Stated exercise: Below are records; work out how many of their lines contain "政策处理" and give only that number.

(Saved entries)

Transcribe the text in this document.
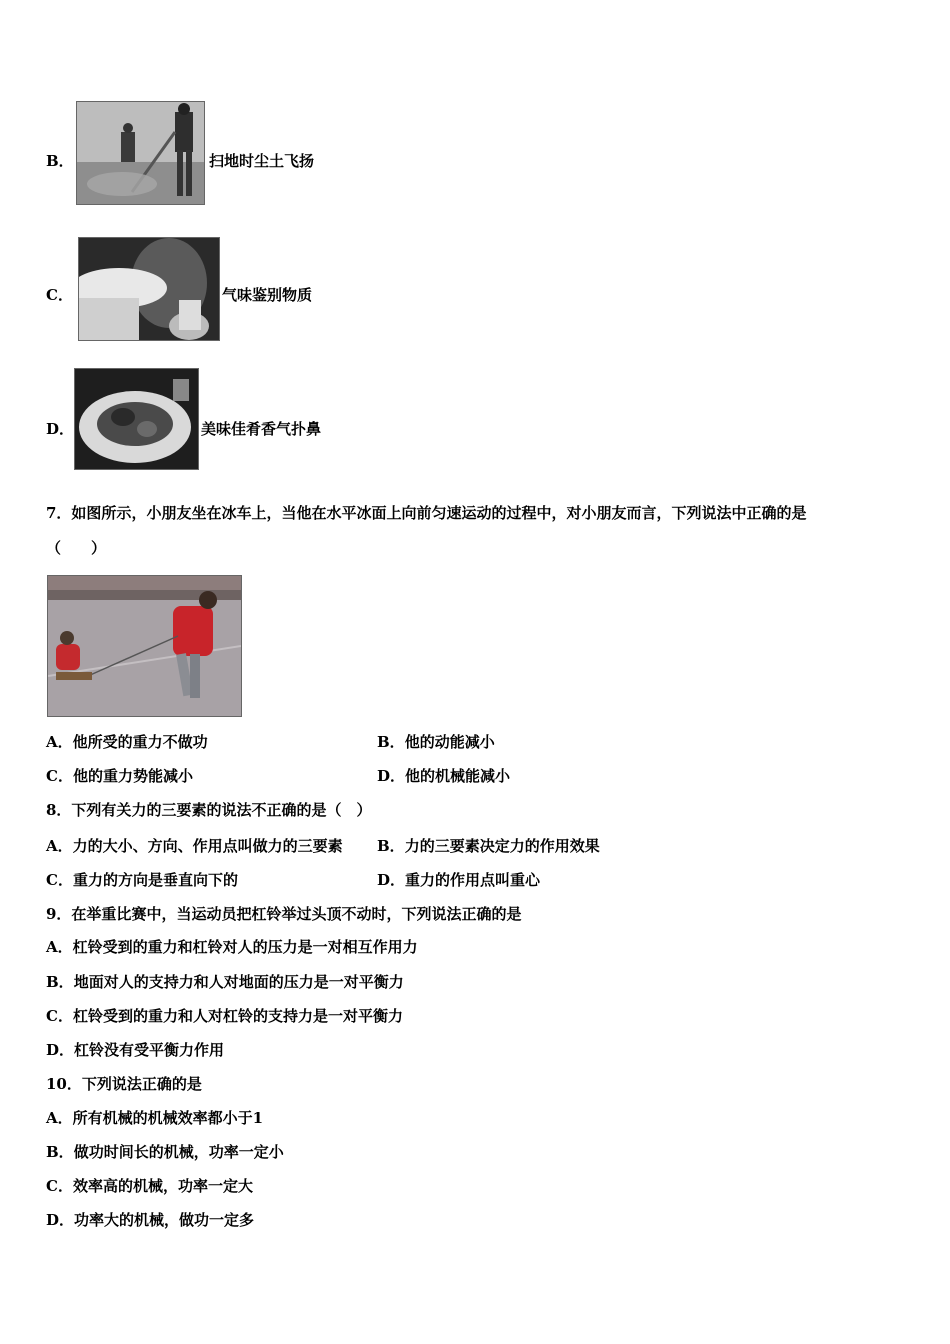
B．	扫地时尘土飞扬
C．	气味鉴别物质
D．	美味佳肴香气扑鼻
7．如图所示，小朋友坐在冰车上，当他在水平冰面上向前匀速运动的过程中，对小朋友而言，下列说法中正确的是
（　　）
A．他所受的重力不做功	B．他的动能减小
C．他的重力势能减小	D．他的机械能减小
8．下列有关力的三要素的说法不正确的是（　）
A．力的大小、方向、作用点叫做力的三要素 B．力的三要素决定力的作用效果
C．重力的方向是垂直向下的	D．重力的作用点叫重心
9．在举重比赛中，当运动员把杠铃举过头顶不动时，下列说法正确的是
A．杠铃受到的重力和杠铃对人的压力是一对相互作用力
B．地面对人的支持力和人对地面的压力是一对平衡力
C．杠铃受到的重力和人对杠铃的支持力是一对平衡力
D．杠铃没有受平衡力作用
10．下列说法正确的是
A．所有机械的机械效率都小于1
B．做功时间长的机械，功率一定小
C．效率高的机械，功率一定大
D．功率大的机械，做功一定多
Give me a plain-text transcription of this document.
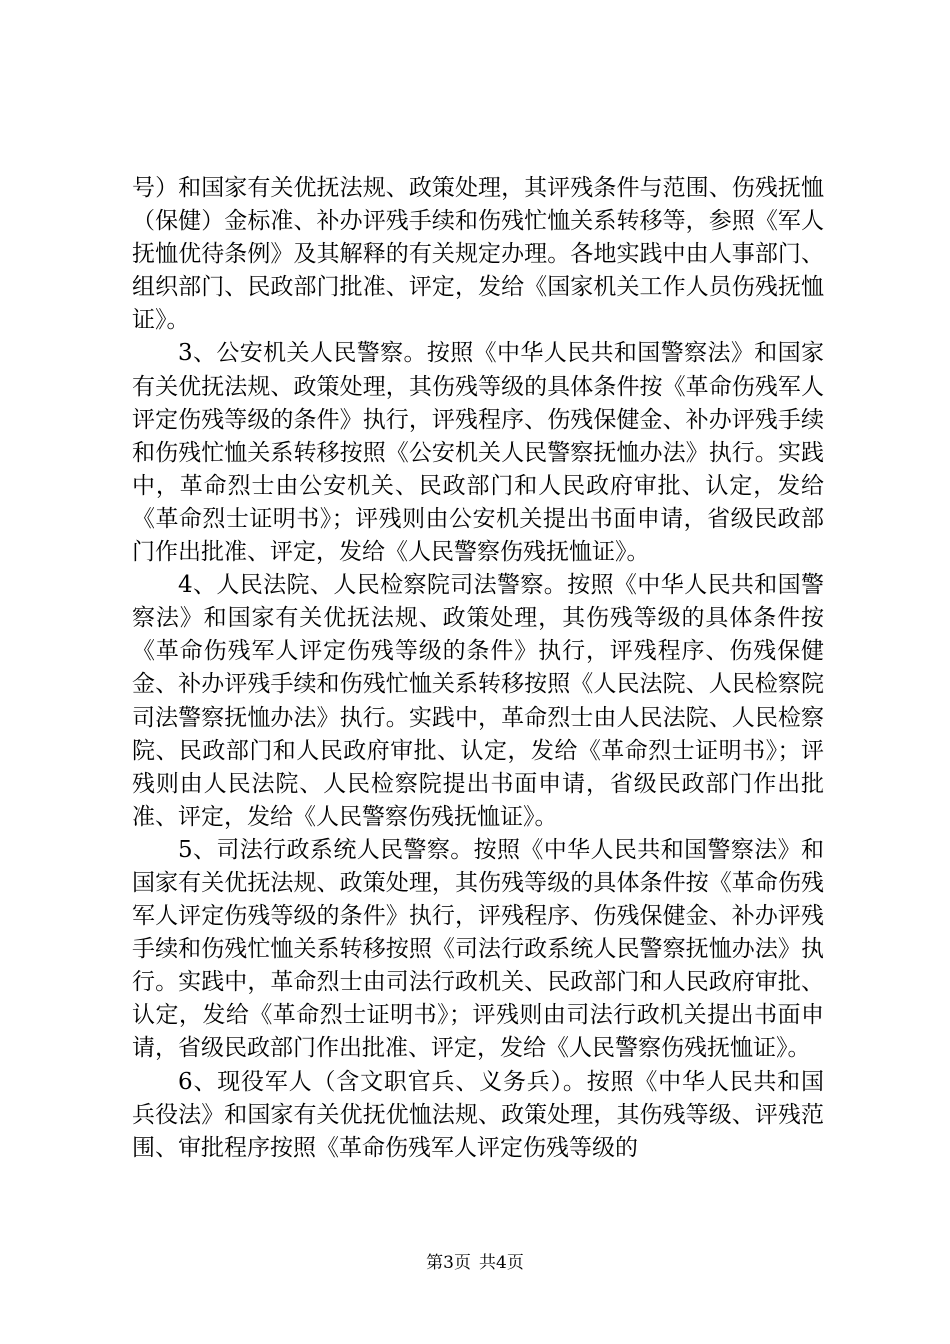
号）和国家有关优抚法规、政策处理，其评残条件与范围、伤残抚恤（保健）金标准、补办评残手续和伤残忙恤关系转移等，参照《军人抚恤优待条例》及其解释的有关规定办理。各地实践中由人事部门、组织部门、民政部门批准、评定，发给《国家机关工作人员伤残抚恤证》。

3、公安机关人民警察。按照《中华人民共和国警察法》和国家有关优抚法规、政策处理，其伤残等级的具体条件按《革命伤残军人评定伤残等级的条件》执行，评残程序、伤残保健金、补办评残手续和伤残忙恤关系转移按照《公安机关人民警察抚恤办法》执行。实践中，革命烈士由公安机关、民政部门和人民政府审批、认定，发给《革命烈士证明书》；评残则由公安机关提出书面申请，省级民政部门作出批准、评定，发给《人民警察伤残抚恤证》。

4、人民法院、人民检察院司法警察。按照《中华人民共和国警察法》和国家有关优抚法规、政策处理，其伤残等级的具体条件按《革命伤残军人评定伤残等级的条件》执行，评残程序、伤残保健金、补办评残手续和伤残忙恤关系转移按照《人民法院、人民检察院司法警察抚恤办法》执行。实践中，革命烈士由人民法院、人民检察院、民政部门和人民政府审批、认定，发给《革命烈士证明书》；评残则由人民法院、人民检察院提出书面申请，省级民政部门作出批准、评定，发给《人民警察伤残抚恤证》。

5、司法行政系统人民警察。按照《中华人民共和国警察法》和国家有关优抚法规、政策处理，其伤残等级的具体条件按《革命伤残军人评定伤残等级的条件》执行，评残程序、伤残保健金、补办评残手续和伤残忙恤关系转移按照《司法行政系统人民警察抚恤办法》执行。实践中，革命烈士由司法行政机关、民政部门和人民政府审批、认定，发给《革命烈士证明书》；评残则由司法行政机关提出书面申请，省级民政部门作出批准、评定，发给《人民警察伤残抚恤证》。

6、现役军人（含文职官兵、义务兵）。按照《中华人民共和国兵役法》和国家有关优抚优恤法规、政策处理，其伤残等级、评残范围、审批程序按照《革命伤残军人评定伤残等级的

第3页 共4页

Solution to this task: 5